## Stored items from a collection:
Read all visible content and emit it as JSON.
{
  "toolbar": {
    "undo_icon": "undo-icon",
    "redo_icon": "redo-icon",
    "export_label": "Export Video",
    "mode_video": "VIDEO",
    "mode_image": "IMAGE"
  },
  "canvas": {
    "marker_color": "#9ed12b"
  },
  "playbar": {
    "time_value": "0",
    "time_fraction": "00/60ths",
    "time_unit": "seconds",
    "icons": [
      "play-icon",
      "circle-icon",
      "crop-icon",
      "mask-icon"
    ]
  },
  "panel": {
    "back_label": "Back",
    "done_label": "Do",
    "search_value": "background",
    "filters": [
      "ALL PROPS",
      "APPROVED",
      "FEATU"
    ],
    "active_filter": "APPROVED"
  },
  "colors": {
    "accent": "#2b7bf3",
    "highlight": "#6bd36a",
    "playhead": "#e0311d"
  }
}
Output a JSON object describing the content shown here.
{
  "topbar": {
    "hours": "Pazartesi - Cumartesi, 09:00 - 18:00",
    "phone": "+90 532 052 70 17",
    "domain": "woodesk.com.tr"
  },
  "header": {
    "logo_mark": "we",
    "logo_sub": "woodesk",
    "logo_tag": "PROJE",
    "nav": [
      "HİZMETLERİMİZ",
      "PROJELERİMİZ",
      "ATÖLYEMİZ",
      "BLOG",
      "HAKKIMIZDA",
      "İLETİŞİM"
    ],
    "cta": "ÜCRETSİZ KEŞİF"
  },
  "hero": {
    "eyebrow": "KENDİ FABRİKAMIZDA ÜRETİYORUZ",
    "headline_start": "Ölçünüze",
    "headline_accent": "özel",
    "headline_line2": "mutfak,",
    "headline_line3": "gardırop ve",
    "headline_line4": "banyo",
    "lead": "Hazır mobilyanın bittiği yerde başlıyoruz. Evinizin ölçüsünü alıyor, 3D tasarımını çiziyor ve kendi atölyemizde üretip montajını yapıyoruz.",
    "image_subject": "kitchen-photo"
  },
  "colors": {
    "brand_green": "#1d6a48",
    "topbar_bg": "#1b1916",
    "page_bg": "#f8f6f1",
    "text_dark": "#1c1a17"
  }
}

---

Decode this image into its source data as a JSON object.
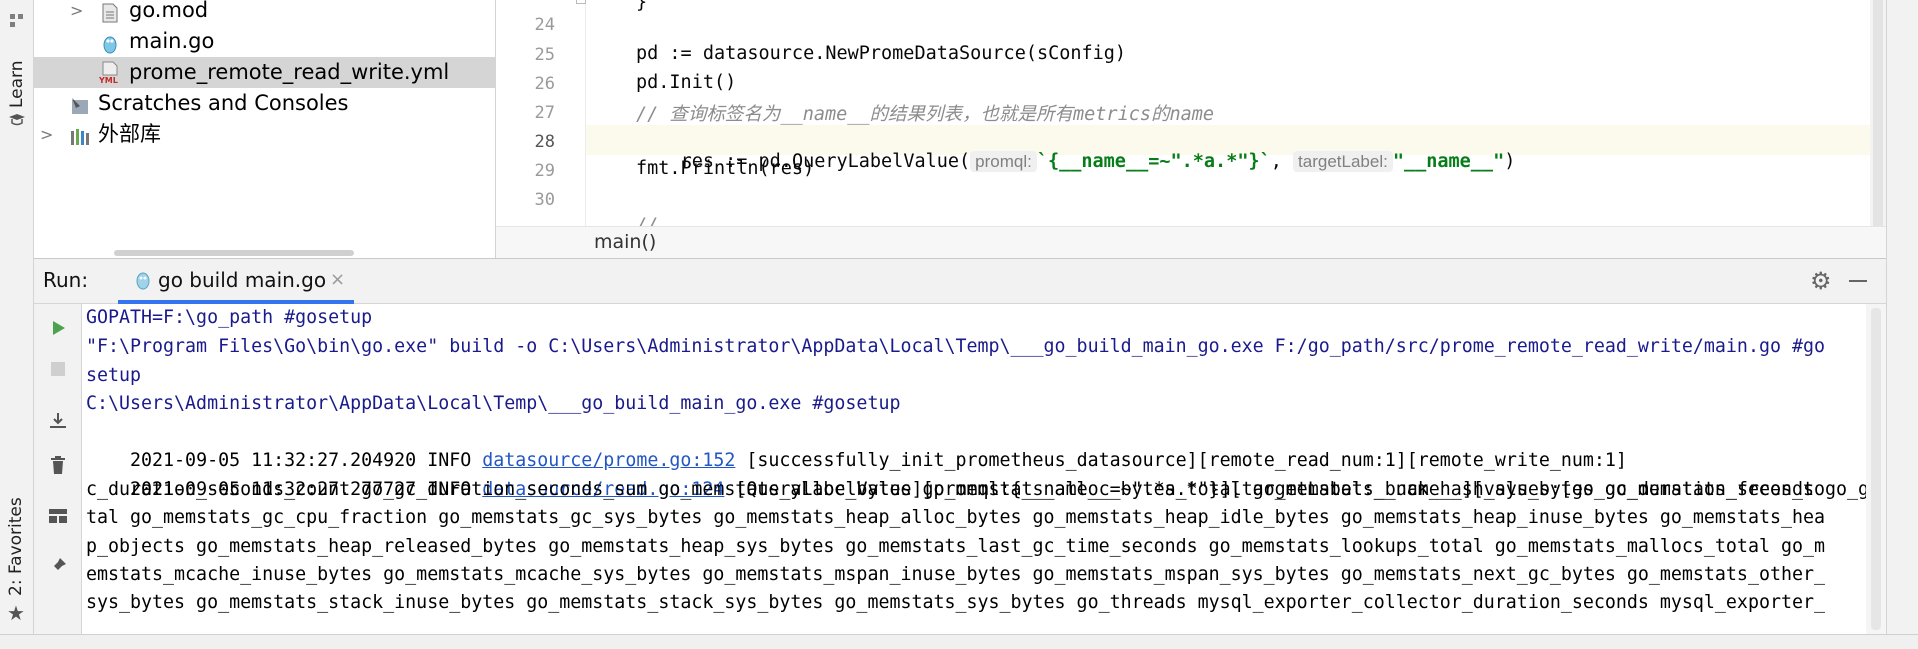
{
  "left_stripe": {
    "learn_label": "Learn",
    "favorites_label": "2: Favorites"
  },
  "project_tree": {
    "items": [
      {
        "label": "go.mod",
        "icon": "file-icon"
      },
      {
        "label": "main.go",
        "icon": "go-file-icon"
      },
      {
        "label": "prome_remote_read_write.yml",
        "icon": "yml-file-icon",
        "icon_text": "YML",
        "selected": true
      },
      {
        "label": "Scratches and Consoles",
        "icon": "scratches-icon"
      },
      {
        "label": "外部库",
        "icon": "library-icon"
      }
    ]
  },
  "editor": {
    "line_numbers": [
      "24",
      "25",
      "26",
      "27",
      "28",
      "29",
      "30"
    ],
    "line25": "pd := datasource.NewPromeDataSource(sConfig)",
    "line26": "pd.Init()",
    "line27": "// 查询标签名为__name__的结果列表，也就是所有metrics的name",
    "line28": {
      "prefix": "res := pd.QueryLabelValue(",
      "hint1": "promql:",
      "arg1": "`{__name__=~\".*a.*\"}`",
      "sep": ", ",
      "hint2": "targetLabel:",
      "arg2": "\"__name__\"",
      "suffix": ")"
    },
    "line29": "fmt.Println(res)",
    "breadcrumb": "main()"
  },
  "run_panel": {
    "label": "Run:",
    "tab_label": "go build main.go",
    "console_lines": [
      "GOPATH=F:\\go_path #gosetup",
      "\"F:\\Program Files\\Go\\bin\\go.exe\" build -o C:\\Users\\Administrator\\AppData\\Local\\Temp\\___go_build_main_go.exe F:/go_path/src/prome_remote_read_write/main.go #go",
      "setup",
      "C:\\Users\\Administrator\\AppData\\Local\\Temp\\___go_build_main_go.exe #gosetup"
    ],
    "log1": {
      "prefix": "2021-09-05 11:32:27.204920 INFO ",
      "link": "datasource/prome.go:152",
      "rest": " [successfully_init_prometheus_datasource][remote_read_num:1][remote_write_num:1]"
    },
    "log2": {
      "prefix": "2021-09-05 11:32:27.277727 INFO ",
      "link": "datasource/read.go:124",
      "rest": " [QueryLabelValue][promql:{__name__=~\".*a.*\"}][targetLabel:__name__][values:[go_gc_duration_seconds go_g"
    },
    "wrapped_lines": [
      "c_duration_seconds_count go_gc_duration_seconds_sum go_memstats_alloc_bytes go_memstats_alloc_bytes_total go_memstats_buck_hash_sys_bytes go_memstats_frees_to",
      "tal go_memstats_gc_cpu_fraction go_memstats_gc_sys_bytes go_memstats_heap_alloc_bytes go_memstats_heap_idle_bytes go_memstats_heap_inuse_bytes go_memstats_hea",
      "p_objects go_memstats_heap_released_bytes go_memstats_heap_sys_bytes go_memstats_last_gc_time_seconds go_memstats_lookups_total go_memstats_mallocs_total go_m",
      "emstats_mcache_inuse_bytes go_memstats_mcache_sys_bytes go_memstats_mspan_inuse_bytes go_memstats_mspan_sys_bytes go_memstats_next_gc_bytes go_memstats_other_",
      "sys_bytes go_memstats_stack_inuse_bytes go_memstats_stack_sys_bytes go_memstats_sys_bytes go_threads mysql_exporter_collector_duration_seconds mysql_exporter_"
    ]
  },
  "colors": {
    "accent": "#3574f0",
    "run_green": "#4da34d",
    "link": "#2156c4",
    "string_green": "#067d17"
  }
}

## Task description:
Extract every line containing the string "rest" from the material.

## Task response:
      "rest": " [successfully_init_prometheus_datasource][remote_read_num:1][remote_write_num:1]"
      "rest": " [QueryLabelValue][promql:{__name__=~\".*a.*\"}][targetLabel:__name__][values:[go_gc_duration_seconds go_g"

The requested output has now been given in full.